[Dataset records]
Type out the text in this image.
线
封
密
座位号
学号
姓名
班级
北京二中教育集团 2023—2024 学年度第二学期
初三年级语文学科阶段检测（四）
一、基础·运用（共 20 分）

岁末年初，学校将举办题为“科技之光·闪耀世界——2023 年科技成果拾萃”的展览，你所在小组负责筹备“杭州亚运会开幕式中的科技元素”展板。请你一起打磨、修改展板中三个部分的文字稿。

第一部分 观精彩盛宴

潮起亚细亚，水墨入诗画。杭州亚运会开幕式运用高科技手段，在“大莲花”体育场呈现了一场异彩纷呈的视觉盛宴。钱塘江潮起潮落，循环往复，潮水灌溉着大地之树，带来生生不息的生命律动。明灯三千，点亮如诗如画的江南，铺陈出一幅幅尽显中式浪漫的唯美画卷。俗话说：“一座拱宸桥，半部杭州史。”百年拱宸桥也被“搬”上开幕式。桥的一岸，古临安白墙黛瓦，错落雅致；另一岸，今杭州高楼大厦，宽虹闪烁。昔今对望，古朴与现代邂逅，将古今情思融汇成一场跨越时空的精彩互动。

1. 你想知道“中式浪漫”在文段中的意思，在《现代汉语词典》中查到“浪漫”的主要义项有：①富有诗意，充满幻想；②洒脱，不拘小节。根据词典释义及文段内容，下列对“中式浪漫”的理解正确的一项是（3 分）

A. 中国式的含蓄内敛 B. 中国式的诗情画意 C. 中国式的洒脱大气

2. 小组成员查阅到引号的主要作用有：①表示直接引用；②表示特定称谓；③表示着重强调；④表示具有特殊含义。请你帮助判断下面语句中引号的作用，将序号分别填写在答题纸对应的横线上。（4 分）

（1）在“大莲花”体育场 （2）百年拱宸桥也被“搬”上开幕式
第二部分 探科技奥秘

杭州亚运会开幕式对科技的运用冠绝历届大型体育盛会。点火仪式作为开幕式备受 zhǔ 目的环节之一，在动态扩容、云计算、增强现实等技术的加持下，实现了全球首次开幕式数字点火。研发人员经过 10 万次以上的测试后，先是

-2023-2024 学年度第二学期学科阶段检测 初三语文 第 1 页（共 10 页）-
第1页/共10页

GOAL — Every line that holds the string "上开幕式" should be returned.

RESPONSE TO THE TASK —
潮起亚细亚，水墨入诗画。杭州亚运会开幕式运用高科技手段，在“大莲花”体育场呈现了一场异彩纷呈的视觉盛宴。钱塘江潮起潮落，循环往复，潮水灌溉着大地之树，带来生生不息的生命律动。明灯三千，点亮如诗如画的江南，铺陈出一幅幅尽显中式浪漫的唯美画卷。俗话说：“一座拱宸桥，半部杭州史。”百年拱宸桥也被“搬”上开幕式。桥的一岸，古临安白墙黛瓦，错落雅致；另一岸，今杭州高楼大厦，宽虹闪烁。昔今对望，古朴与现代邂逅，将古今情思融汇成一场跨越时空的精彩互动。
（1）在“大莲花”体育场 （2）百年拱宸桥也被“搬”上开幕式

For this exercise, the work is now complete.